#### Problem statement:
Search the material for the word "آسمانوں" and report each line where it turns up.

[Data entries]
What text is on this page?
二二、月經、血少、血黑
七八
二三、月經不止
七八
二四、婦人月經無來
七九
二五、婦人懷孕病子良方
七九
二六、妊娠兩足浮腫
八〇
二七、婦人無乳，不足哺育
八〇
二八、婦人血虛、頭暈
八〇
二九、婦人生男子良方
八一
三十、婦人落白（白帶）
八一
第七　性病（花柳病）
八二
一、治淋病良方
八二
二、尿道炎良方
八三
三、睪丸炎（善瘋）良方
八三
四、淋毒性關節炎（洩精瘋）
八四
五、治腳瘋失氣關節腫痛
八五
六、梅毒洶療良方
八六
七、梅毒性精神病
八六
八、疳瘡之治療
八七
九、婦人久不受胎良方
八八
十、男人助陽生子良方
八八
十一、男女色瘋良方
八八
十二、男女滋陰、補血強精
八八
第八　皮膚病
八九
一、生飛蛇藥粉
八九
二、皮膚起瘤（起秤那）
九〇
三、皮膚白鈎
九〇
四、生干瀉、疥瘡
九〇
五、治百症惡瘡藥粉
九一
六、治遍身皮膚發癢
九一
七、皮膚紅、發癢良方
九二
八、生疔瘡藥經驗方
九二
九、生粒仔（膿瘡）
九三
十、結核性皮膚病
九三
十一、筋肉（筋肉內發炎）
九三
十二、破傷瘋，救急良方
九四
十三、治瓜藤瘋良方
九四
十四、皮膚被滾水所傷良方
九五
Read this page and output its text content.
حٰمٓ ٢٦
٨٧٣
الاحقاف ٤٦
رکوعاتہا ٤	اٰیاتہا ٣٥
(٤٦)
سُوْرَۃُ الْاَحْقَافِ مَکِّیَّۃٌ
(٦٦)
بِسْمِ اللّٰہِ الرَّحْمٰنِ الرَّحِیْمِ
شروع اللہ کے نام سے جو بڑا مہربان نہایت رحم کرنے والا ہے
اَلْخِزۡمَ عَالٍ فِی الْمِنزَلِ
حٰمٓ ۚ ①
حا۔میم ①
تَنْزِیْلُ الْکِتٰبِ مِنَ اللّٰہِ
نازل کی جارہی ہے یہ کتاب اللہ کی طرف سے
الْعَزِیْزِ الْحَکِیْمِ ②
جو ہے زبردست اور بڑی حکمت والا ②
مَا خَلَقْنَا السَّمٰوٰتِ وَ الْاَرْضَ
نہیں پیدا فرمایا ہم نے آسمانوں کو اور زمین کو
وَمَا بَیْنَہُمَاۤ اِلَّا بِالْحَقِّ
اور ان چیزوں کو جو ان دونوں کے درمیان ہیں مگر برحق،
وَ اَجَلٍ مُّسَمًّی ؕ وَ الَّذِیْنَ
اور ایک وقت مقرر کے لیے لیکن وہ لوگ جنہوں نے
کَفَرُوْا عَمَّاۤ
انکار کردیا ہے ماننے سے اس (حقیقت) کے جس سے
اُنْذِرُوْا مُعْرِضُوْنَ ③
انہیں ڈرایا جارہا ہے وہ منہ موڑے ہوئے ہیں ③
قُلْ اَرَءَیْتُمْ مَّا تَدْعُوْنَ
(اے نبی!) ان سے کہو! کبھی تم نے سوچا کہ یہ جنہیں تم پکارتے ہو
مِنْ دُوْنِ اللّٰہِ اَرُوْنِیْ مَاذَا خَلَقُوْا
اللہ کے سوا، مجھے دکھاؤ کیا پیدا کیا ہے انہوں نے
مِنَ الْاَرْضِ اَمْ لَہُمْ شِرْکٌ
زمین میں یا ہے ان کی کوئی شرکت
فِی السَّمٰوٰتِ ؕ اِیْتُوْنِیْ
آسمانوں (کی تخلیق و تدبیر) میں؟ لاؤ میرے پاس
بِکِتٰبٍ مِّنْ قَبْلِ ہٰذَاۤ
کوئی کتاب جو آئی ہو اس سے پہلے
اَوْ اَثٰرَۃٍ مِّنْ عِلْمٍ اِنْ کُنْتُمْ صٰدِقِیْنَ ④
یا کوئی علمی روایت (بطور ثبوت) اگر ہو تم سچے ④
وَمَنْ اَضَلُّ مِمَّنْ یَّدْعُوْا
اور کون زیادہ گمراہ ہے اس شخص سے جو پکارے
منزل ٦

#### Task output:
نہیں پیدا فرمایا ہم نے آسمانوں کو اور زمین کو
آسمانوں (کی تخلیق و تدبیر) میں؟ لاؤ میرے پاس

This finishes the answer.